━━ Source ━━

A National CTO?

By Edward Cone

Vint Cerf: Keeping the Internet Healthy

Success is said to have a thousand fathers, and many people share credit for bringing the Internet into existence. Even so, the title "Father of the Internet" fits Vinton G. "Vint" Cerf better than most; he and Robert Kahn designed the TCP/IP protocols that govern data transfer across the Net, along with the Internet's basic architecture. The two men were awarded the Presidential Medal of Freedom, the nation's highest civilian honor, in 2005.

Cerf, who holds a Ph.D. in computer science, worked for many years at the U.S. Department of Defense's Advanced Research Projects Agency, where the Internet was incubated. Starting in the early 1980s, he held senior positions at MCI and the Corporation for National Research Initiatives. He's now vice president and chief Internet evangelist for Google, where he looks for "new enabling technologies and applications on the Internet and other platforms."

A doting parent to the Net, Cerf has served as chairman of the board of the Internet Corporation for Assigned Names and Numbers, founding president and board member of the Internet Society, and visiting scientist at the Jet Propulsion Laboratory. His list of professional associations and fellowships is almost as long as his list of awards, commendations and honorary degrees. He spoke about the future of the Internet, technology policy and competitiveness with senior writer Edward Cone. This is an edited version of their conversation.

CIO Insight: You've mentioned the importance of a national technology policy, but you favor a distributed approach.

Vint Cerf: I worry about the idea of trying to centralize everything. The Washington tactic is, when there's a problem, you appoint a czar, and the czar is responsible. It's like the War on Drugs, or the War on Poverty. But it never quite works; you don't get very good solutions.

That's because the economy is highly distributed, and our entire governmental structure is highly distributed, so what you're looking for is to infuse our very distributed environment with certain postures and principles that will influence people's decisions, whether it's a company CEO or a policy maker somewhere in the governmental structure, whether it's local or state or national.

Drawing on the technical community at different levels of government is what I'm looking for here. We have lost a great deal of that input over the course of the last eight years. I'd like to see the reconstitution of bodies providing technical input to policy makers. That is really valuable, and not just at the national level, but at the state level, and maybe even at the local level, when you're talking about infrastructure development, broadband access to Internet, things of that kind, you want some locally sensible decision-making that's driven in part by technology and economics.

If you want to draw attention to the importance of technology in policy making at the national level, perhaps you do need to have a cabinet-level person. I would compare it to the evangelist position I have at Google. I don't make decisions: I don't believe it's appropriate, but I can lobby like crazy in every venue where people will listen. It's encouraging people to draw on valuable and distributed resources of information that strikes me as the most important outcome.

A National CTO?

The Obama campaign has talked about naming a national chief technology officer.

Cerf: If there were such a position, whether a CIO position or a CTO, as the Obama campaign refers to it, having that position in the cabinet leads to the question, What does that party actually do? Does that party have a budget? Will the organization formed under this position have authority for certain things and, if so, what will they be?

━━━

#### [Exercise prompt]
List every organization that the Vint Cerf interview says Cerf has worked for or held a position with. The rows after the interview are separate material.

━━ Record extracts ━━

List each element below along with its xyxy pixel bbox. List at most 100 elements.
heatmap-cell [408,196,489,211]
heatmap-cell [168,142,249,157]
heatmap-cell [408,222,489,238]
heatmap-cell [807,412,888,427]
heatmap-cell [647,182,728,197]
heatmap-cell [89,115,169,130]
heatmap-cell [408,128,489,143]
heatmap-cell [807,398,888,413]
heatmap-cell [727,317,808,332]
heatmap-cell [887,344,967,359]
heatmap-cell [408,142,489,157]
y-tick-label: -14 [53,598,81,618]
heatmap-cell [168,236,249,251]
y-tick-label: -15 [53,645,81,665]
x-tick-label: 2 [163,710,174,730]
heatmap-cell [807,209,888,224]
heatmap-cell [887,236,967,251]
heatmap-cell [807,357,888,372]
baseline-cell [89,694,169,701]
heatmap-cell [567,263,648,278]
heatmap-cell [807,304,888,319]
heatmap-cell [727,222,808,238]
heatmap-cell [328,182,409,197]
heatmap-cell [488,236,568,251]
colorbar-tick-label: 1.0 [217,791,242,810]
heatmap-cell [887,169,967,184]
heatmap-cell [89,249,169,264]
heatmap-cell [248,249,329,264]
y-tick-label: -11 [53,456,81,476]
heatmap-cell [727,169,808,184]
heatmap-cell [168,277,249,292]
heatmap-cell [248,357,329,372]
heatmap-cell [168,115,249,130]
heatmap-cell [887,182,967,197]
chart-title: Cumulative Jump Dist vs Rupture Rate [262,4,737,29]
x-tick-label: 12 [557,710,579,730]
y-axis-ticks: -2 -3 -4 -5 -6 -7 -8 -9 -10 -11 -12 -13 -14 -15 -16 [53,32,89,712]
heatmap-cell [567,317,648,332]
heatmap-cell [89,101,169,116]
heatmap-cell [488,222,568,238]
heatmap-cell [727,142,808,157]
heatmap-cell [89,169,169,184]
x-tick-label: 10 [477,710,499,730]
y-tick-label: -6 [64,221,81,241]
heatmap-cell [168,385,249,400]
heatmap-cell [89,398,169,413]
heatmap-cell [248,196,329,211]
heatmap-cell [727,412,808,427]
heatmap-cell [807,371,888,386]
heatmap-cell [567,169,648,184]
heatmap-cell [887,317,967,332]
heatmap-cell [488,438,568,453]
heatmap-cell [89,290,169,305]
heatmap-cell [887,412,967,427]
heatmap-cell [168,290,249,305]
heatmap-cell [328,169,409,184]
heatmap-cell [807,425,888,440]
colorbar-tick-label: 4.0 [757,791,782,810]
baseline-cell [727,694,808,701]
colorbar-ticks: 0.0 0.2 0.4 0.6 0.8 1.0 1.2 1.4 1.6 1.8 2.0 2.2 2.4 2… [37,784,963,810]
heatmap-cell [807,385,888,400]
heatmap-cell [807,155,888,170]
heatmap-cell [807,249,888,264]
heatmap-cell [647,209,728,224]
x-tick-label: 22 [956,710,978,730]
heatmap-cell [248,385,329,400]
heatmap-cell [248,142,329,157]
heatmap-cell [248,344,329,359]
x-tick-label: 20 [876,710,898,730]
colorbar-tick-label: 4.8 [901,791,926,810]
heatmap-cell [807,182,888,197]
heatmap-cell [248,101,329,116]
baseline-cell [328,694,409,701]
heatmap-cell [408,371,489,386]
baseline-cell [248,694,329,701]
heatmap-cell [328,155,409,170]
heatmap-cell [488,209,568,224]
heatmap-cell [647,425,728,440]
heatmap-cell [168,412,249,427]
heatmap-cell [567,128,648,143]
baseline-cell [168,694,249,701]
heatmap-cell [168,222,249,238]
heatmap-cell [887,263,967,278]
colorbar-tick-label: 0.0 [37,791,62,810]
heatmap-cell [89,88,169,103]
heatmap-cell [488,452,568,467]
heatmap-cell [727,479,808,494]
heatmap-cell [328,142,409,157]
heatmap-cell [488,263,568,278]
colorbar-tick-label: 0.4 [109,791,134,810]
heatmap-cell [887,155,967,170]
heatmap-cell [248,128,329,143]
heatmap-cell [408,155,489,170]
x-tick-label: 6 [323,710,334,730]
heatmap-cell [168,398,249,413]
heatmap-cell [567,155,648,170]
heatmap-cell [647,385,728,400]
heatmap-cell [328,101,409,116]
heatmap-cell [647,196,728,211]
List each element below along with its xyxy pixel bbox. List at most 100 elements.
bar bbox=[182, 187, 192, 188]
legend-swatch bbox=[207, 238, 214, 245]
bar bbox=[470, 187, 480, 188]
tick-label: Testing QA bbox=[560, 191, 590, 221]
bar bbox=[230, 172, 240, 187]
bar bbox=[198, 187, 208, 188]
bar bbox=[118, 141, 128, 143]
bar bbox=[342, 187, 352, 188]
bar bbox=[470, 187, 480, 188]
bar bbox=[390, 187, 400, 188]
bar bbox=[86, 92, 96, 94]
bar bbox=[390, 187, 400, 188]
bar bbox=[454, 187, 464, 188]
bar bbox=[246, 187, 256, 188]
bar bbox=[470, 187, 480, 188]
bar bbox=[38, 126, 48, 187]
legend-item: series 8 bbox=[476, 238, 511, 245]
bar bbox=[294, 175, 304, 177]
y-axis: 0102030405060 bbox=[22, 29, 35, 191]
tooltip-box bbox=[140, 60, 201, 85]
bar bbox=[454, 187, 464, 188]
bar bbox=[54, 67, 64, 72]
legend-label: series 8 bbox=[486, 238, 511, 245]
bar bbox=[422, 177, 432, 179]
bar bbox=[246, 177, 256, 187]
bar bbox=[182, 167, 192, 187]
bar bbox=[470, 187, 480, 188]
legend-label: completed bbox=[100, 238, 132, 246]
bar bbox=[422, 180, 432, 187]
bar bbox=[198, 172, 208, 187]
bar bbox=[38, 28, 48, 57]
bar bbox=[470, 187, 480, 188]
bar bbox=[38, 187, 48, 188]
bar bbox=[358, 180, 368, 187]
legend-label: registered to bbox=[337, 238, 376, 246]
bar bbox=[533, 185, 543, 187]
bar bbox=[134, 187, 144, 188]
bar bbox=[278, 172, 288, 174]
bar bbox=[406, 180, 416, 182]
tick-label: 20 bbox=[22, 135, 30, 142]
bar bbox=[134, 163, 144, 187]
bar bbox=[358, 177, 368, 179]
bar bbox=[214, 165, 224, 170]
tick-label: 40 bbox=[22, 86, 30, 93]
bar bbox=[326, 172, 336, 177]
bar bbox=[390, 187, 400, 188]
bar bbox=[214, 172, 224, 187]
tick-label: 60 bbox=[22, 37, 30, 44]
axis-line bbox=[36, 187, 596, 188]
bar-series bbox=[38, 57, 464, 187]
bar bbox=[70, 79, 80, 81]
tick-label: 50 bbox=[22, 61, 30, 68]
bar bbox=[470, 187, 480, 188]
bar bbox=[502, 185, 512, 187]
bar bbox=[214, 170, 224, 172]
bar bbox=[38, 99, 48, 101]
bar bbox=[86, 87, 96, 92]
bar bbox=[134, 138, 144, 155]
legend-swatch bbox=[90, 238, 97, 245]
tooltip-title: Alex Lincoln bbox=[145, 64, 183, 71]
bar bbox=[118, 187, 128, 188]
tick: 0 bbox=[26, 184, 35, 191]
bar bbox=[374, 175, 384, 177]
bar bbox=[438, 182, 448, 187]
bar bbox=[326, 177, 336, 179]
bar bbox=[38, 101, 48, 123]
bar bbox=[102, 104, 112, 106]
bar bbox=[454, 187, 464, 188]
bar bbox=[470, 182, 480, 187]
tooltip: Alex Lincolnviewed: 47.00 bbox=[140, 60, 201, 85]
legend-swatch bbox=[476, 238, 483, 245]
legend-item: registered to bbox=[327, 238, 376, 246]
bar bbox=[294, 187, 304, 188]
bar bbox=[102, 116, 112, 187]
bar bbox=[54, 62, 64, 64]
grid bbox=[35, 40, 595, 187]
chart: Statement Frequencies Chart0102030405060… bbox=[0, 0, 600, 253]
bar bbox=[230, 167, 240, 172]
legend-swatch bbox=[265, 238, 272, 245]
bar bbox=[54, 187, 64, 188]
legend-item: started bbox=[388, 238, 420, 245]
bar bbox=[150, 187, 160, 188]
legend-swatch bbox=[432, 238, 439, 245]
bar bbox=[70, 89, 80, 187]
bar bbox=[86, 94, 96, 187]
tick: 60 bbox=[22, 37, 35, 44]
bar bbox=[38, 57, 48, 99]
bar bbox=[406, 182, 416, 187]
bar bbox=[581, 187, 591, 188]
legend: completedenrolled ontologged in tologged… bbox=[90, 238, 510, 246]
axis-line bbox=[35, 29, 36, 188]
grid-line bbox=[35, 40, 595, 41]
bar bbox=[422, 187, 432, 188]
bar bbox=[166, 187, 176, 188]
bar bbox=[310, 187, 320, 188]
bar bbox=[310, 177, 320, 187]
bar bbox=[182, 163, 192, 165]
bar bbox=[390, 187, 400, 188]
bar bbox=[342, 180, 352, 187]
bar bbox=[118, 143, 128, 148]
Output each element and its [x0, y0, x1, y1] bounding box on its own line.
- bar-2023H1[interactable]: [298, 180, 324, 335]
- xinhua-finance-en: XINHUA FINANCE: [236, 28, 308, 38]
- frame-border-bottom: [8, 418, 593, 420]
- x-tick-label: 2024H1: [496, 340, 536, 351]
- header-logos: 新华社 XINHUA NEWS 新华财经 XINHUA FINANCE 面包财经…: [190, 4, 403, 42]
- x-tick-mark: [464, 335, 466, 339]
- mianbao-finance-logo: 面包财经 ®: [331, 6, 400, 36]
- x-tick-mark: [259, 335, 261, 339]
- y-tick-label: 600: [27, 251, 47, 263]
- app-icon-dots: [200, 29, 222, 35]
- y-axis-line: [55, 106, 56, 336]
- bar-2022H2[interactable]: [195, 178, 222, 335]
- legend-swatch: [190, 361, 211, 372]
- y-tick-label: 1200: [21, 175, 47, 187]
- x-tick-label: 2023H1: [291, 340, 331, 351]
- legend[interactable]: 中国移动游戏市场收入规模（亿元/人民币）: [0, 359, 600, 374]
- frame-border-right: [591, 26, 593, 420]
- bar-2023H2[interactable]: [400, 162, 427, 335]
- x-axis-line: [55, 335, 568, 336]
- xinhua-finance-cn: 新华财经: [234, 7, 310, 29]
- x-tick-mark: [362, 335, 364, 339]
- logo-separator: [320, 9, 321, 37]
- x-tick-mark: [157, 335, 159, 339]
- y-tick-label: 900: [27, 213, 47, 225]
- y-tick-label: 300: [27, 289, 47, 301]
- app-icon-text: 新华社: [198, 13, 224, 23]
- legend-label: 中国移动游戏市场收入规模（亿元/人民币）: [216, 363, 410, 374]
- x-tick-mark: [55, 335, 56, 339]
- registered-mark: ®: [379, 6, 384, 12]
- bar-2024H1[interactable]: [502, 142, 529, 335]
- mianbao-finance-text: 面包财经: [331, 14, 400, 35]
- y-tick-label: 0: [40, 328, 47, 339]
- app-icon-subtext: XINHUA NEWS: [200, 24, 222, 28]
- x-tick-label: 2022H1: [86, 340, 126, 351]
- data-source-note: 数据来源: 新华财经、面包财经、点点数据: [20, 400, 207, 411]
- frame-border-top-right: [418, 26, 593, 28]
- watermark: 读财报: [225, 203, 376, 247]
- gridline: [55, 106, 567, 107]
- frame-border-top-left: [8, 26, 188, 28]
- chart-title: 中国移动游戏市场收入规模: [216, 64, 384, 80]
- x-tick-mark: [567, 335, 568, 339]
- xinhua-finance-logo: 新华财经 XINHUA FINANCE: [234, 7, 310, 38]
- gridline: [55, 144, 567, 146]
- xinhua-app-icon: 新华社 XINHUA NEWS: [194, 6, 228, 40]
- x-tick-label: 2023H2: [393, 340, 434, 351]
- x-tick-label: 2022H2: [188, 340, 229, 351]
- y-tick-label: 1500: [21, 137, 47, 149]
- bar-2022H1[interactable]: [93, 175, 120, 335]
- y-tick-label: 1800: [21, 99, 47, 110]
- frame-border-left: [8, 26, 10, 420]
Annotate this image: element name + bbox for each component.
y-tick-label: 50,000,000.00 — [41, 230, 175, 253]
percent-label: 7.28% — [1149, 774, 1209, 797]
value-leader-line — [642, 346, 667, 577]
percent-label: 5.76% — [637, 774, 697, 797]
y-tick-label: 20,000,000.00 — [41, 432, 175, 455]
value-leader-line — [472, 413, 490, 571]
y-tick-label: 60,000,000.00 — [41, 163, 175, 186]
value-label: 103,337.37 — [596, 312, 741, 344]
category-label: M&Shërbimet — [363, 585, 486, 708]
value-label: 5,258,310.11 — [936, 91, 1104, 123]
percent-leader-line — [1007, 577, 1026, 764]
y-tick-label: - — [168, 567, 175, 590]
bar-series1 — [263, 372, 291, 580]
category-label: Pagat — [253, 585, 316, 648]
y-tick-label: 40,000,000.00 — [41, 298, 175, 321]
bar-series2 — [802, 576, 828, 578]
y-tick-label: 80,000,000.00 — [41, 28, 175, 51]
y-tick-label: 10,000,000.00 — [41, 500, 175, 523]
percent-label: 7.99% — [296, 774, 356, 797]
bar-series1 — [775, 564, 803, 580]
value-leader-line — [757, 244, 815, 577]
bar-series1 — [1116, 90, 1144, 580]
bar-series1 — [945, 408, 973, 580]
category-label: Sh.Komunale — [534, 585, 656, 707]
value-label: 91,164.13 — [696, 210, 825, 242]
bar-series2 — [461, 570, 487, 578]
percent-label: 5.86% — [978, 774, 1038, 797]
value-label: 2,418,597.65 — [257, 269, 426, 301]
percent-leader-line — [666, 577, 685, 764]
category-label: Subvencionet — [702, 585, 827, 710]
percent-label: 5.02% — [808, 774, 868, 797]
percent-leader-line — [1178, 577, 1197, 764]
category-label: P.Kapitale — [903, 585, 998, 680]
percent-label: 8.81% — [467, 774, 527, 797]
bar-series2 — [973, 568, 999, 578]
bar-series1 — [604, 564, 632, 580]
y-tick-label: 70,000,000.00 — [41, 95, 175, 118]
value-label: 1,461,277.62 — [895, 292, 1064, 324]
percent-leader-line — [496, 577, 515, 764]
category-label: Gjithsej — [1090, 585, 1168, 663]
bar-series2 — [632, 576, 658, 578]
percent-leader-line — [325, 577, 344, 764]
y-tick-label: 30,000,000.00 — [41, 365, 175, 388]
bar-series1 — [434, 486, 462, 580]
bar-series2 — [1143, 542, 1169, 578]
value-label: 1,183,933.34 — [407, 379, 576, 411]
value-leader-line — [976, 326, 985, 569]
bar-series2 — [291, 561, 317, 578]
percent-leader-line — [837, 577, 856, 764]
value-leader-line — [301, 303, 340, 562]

━━━

#### [Expected answer]
- U.S. Department of Defense's Advanced Research Projects Agency
- MCI
- Corporation for National Research Initiatives
- Google
- Internet Corporation for Assigned Names and Numbers
- Internet Society
- Jet Propulsion Laboratory